STATED GOAL: Repeat each entry exactly and drop the pictures.
--------------------------------------------------
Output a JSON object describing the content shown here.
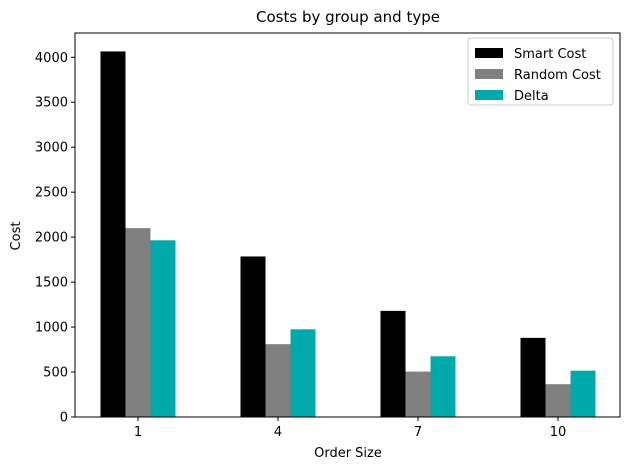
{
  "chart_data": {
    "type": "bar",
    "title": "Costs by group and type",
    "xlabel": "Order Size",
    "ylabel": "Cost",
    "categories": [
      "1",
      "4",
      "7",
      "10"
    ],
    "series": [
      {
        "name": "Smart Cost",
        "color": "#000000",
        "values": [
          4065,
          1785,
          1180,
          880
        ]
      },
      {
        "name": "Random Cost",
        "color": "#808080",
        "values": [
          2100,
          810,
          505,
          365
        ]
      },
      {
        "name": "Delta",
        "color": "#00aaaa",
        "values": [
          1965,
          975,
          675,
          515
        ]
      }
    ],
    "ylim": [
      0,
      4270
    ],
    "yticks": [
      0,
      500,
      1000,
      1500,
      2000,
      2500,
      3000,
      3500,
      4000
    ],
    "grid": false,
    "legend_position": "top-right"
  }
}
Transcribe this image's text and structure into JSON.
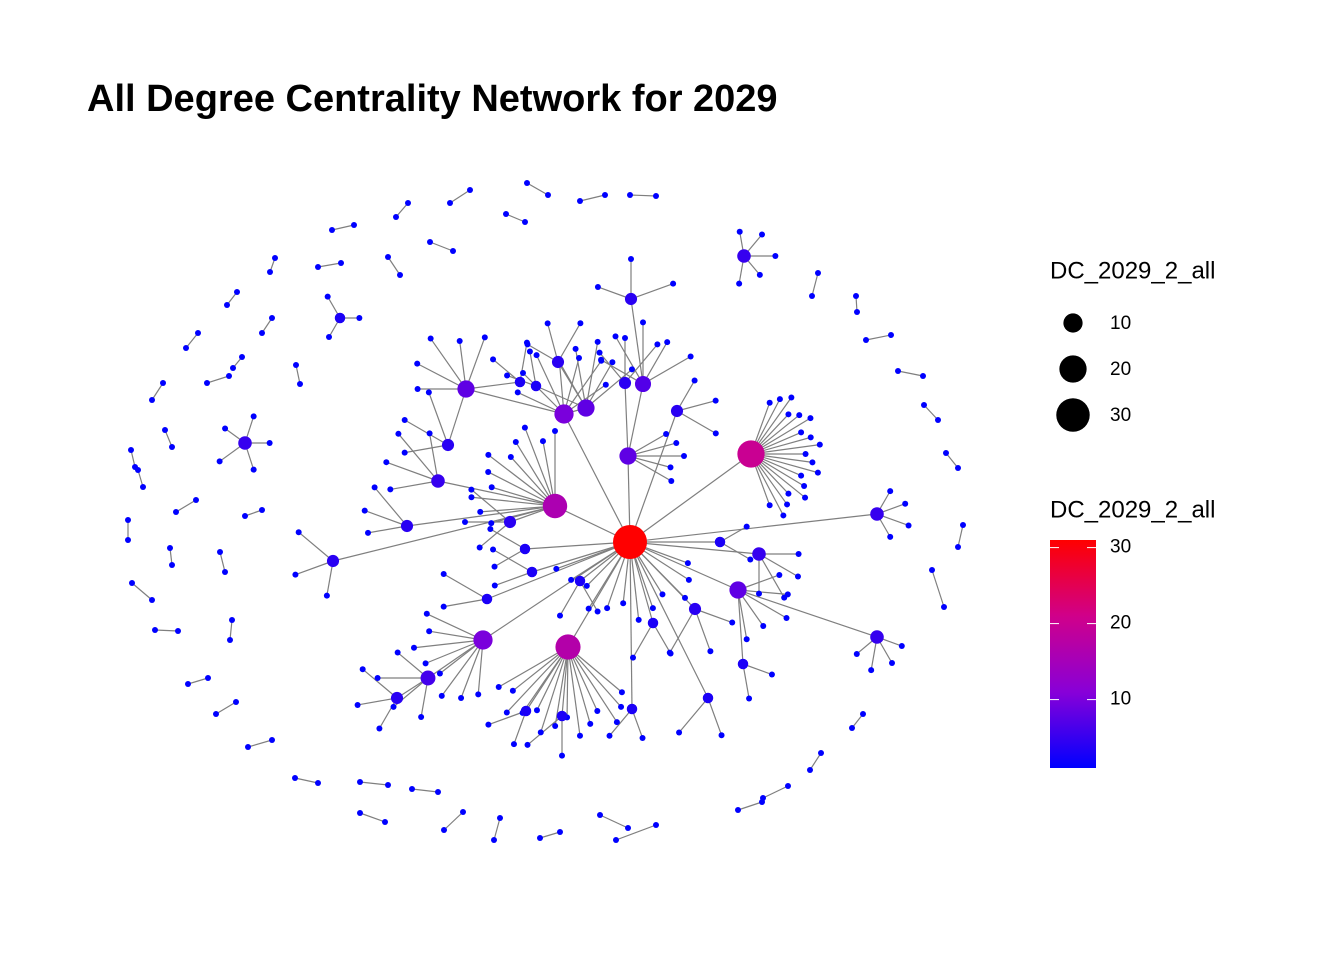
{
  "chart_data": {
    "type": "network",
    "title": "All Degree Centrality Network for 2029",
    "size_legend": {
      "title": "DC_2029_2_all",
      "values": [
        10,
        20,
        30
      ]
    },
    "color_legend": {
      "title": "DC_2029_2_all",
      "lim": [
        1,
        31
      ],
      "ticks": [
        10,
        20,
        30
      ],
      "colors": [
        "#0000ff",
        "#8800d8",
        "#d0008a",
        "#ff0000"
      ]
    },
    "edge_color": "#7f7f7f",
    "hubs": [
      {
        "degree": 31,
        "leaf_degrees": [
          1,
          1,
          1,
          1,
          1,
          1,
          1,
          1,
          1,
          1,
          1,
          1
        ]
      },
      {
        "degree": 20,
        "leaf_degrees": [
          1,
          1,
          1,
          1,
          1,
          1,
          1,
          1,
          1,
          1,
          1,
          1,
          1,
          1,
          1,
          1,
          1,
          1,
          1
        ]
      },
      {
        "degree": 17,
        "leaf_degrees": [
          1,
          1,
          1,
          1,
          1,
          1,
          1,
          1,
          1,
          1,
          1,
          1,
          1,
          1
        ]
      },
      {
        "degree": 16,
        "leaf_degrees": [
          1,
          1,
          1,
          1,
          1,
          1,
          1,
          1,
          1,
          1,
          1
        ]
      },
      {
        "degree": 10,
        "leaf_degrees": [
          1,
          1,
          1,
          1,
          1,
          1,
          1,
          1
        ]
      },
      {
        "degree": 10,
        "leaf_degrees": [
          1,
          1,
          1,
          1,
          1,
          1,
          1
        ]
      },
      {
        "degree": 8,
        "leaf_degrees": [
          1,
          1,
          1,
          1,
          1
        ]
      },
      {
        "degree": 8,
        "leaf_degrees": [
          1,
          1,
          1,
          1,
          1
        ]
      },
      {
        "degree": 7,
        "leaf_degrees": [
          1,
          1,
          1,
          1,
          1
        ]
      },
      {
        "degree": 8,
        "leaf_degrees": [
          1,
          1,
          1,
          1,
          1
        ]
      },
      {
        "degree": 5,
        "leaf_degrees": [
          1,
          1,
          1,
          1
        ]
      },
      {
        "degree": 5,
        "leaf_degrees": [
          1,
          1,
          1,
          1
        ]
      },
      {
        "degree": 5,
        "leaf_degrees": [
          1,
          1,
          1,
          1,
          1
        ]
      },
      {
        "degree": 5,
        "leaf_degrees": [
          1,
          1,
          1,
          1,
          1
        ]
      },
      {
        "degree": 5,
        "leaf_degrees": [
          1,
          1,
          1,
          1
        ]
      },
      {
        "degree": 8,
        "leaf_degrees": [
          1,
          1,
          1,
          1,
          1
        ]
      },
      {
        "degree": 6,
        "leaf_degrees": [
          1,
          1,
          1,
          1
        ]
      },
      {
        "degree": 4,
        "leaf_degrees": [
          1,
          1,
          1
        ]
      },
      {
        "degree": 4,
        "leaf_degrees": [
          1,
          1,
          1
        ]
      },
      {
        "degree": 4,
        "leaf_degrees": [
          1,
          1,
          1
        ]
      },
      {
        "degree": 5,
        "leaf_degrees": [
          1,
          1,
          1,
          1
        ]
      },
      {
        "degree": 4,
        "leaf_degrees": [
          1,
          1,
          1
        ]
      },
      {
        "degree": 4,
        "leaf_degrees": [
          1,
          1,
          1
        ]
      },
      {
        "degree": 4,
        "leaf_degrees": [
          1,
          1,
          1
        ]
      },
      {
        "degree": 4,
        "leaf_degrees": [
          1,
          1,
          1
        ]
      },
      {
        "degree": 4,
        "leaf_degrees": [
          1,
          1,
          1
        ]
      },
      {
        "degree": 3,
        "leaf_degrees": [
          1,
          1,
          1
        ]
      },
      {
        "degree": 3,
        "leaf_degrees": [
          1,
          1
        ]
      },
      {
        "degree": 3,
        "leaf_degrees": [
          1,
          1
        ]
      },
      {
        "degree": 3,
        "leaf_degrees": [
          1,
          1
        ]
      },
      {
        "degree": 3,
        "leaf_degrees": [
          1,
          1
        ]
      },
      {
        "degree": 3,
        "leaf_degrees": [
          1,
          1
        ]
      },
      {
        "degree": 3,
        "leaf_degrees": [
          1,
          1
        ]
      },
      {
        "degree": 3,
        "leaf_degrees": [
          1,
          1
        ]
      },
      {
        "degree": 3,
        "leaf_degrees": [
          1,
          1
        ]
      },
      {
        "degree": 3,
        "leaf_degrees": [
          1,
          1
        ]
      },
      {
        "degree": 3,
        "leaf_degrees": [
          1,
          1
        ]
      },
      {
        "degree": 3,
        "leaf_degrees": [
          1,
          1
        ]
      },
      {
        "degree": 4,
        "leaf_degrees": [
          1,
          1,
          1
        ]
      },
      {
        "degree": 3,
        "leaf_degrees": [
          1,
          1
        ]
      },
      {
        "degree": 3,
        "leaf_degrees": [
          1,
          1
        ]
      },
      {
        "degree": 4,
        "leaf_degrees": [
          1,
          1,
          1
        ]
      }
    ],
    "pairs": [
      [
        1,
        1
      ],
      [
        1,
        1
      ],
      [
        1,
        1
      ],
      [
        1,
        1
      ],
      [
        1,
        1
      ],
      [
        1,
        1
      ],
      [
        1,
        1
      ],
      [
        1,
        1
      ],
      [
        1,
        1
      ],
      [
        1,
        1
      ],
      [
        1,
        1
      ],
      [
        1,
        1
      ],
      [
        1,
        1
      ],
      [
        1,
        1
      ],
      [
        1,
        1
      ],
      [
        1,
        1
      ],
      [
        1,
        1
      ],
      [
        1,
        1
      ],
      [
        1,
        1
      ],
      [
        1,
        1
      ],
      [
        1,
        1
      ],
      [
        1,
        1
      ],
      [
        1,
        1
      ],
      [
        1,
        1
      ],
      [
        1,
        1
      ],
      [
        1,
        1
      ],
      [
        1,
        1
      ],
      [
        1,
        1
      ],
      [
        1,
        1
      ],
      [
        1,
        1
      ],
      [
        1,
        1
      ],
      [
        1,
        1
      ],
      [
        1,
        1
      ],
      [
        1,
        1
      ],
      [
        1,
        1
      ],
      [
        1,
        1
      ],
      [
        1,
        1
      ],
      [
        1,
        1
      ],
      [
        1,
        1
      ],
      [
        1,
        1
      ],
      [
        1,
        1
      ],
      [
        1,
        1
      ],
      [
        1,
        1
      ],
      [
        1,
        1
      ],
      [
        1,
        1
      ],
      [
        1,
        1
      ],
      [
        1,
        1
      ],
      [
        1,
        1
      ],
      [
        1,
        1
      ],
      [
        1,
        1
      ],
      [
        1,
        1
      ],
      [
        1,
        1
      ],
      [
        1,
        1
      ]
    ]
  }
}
--------------------------------------------------
SOLUTION TO THE PROBLEM:
Output a JSON object describing the content shown here.
{
  "chart_data": {
    "type": "bar",
    "title": "Costs by group and type",
    "xlabel": "Order Size",
    "ylabel": "Cost",
    "categories": [
      "1",
      "4",
      "7",
      "10"
    ],
    "series": [
      {
        "name": "Smart Cost",
        "color": "#000000",
        "values": [
          4065,
          1785,
          1180,
          880
        ]
      },
      {
        "name": "Random Cost",
        "color": "#808080",
        "values": [
          2100,
          810,
          505,
          365
        ]
      },
      {
        "name": "Delta",
        "color": "#00aaaa",
        "values": [
          1965,
          975,
          675,
          515
        ]
      }
    ],
    "ylim": [
      0,
      4270
    ],
    "yticks": [
      0,
      500,
      1000,
      1500,
      2000,
      2500,
      3000,
      3500,
      4000
    ],
    "grid": false,
    "legend_position": "top-right"
  }
}
Transcribe this image's text and structure into JSON.
{
  "chart_data": {
    "type": "network",
    "title": "All Degree Centrality Network for 2029",
    "size_legend": {
      "title": "DC_2029_2_all",
      "values": [
        10,
        20,
        30
      ]
    },
    "color_legend": {
      "title": "DC_2029_2_all",
      "lim": [
        1,
        31
      ],
      "ticks": [
        10,
        20,
        30
      ],
      "colors": [
        "#0000ff",
        "#8800d8",
        "#d0008a",
        "#ff0000"
      ]
    },
    "edge_color": "#7f7f7f",
    "hubs": [
      {
        "degree": 31,
        "leaf_degrees": [
          1,
          1,
          1,
          1,
          1,
          1,
          1,
          1,
          1,
          1,
          1,
          1
        ]
      },
      {
        "degree": 20,
        "leaf_degrees": [
          1,
          1,
          1,
          1,
          1,
          1,
          1,
          1,
          1,
          1,
          1,
          1,
          1,
          1,
          1,
          1,
          1,
          1,
          1
        ]
      },
      {
        "degree": 17,
        "leaf_degrees": [
          1,
          1,
          1,
          1,
          1,
          1,
          1,
          1,
          1,
          1,
          1,
          1,
          1,
          1
        ]
      },
      {
        "degree": 16,
        "leaf_degrees": [
          1,
          1,
          1,
          1,
          1,
          1,
          1,
          1,
          1,
          1,
          1
        ]
      },
      {
        "degree": 10,
        "leaf_degrees": [
          1,
          1,
          1,
          1,
          1,
          1,
          1,
          1
        ]
      },
      {
        "degree": 10,
        "leaf_degrees": [
          1,
          1,
          1,
          1,
          1,
          1,
          1
        ]
      },
      {
        "degree": 8,
        "leaf_degrees": [
          1,
          1,
          1,
          1,
          1
        ]
      },
      {
        "degree": 8,
        "leaf_degrees": [
          1,
          1,
          1,
          1,
          1
        ]
      },
      {
        "degree": 7,
        "leaf_degrees": [
          1,
          1,
          1,
          1,
          1
        ]
      },
      {
        "degree": 8,
        "leaf_degrees": [
          1,
          1,
          1,
          1,
          1
        ]
      },
      {
        "degree": 5,
        "leaf_degrees": [
          1,
          1,
          1,
          1
        ]
      },
      {
        "degree": 5,
        "leaf_degrees": [
          1,
          1,
          1,
          1
        ]
      },
      {
        "degree": 5,
        "leaf_degrees": [
          1,
          1,
          1,
          1,
          1
        ]
      },
      {
        "degree": 5,
        "leaf_degrees": [
          1,
          1,
          1,
          1,
          1
        ]
      },
      {
        "degree": 5,
        "leaf_degrees": [
          1,
          1,
          1,
          1
        ]
      },
      {
        "degree": 8,
        "leaf_degrees": [
          1,
          1,
          1,
          1,
          1
        ]
      },
      {
        "degree": 6,
        "leaf_degrees": [
          1,
          1,
          1,
          1
        ]
      },
      {
        "degree": 4,
        "leaf_degrees": [
          1,
          1,
          1
        ]
      },
      {
        "degree": 4,
        "leaf_degrees": [
          1,
          1,
          1
        ]
      },
      {
        "degree": 4,
        "leaf_degrees": [
          1,
          1,
          1
        ]
      },
      {
        "degree": 5,
        "leaf_degrees": [
          1,
          1,
          1,
          1
        ]
      },
      {
        "degree": 4,
        "leaf_degrees": [
          1,
          1,
          1
        ]
      },
      {
        "degree": 4,
        "leaf_degrees": [
          1,
          1,
          1
        ]
      },
      {
        "degree": 4,
        "leaf_degrees": [
          1,
          1,
          1
        ]
      },
      {
        "degree": 4,
        "leaf_degrees": [
          1,
          1,
          1
        ]
      },
      {
        "degree": 4,
        "leaf_degrees": [
          1,
          1,
          1
        ]
      },
      {
        "degree": 3,
        "leaf_degrees": [
          1,
          1,
          1
        ]
      },
      {
        "degree": 3,
        "leaf_degrees": [
          1,
          1
        ]
      },
      {
        "degree": 3,
        "leaf_degrees": [
          1,
          1
        ]
      },
      {
        "degree": 3,
        "leaf_degrees": [
          1,
          1
        ]
      },
      {
        "degree": 3,
        "leaf_degrees": [
          1,
          1
        ]
      },
      {
        "degree": 3,
        "leaf_degrees": [
          1,
          1
        ]
      },
      {
        "degree": 3,
        "leaf_degrees": [
          1,
          1
        ]
      },
      {
        "degree": 3,
        "leaf_degrees": [
          1,
          1
        ]
      },
      {
        "degree": 3,
        "leaf_degrees": [
          1,
          1
        ]
      },
      {
        "degree": 3,
        "leaf_degrees": [
          1,
          1
        ]
      },
      {
        "degree": 3,
        "leaf_degrees": [
          1,
          1
        ]
      },
      {
        "degree": 3,
        "leaf_degrees": [
          1,
          1
        ]
      },
      {
        "degree": 4,
        "leaf_degrees": [
          1,
          1,
          1
        ]
      },
      {
        "degree": 3,
        "leaf_degrees": [
          1,
          1
        ]
      },
      {
        "degree": 3,
        "leaf_degrees": [
          1,
          1
        ]
      },
      {
        "degree": 4,
        "leaf_degrees": [
          1,
          1,
          1
        ]
      }
    ],
    "pairs": [
      [
        1,
        1
      ],
      [
        1,
        1
      ],
      [
        1,
        1
      ],
      [
        1,
        1
      ],
      [
        1,
        1
      ],
      [
        1,
        1
      ],
      [
        1,
        1
      ],
      [
        1,
        1
      ],
      [
        1,
        1
      ],
      [
        1,
        1
      ],
      [
        1,
        1
      ],
      [
        1,
        1
      ],
      [
        1,
        1
      ],
      [
        1,
        1
      ],
      [
        1,
        1
      ],
      [
        1,
        1
      ],
      [
        1,
        1
      ],
      [
        1,
        1
      ],
      [
        1,
        1
      ],
      [
        1,
        1
      ],
      [
        1,
        1
      ],
      [
        1,
        1
      ],
      [
        1,
        1
      ],
      [
        1,
        1
      ],
      [
        1,
        1
      ],
      [
        1,
        1
      ],
      [
        1,
        1
      ],
      [
        1,
        1
      ],
      [
        1,
        1
      ],
      [
        1,
        1
      ],
      [
        1,
        1
      ],
      [
        1,
        1
      ],
      [
        1,
        1
      ],
      [
        1,
        1
      ],
      [
        1,
        1
      ],
      [
        1,
        1
      ],
      [
        1,
        1
      ],
      [
        1,
        1
      ],
      [
        1,
        1
      ],
      [
        1,
        1
      ],
      [
        1,
        1
      ],
      [
        1,
        1
      ],
      [
        1,
        1
      ],
      [
        1,
        1
      ],
      [
        1,
        1
      ],
      [
        1,
        1
      ],
      [
        1,
        1
      ],
      [
        1,
        1
      ],
      [
        1,
        1
      ],
      [
        1,
        1
      ],
      [
        1,
        1
      ],
      [
        1,
        1
      ],
      [
        1,
        1
      ]
    ]
  }
}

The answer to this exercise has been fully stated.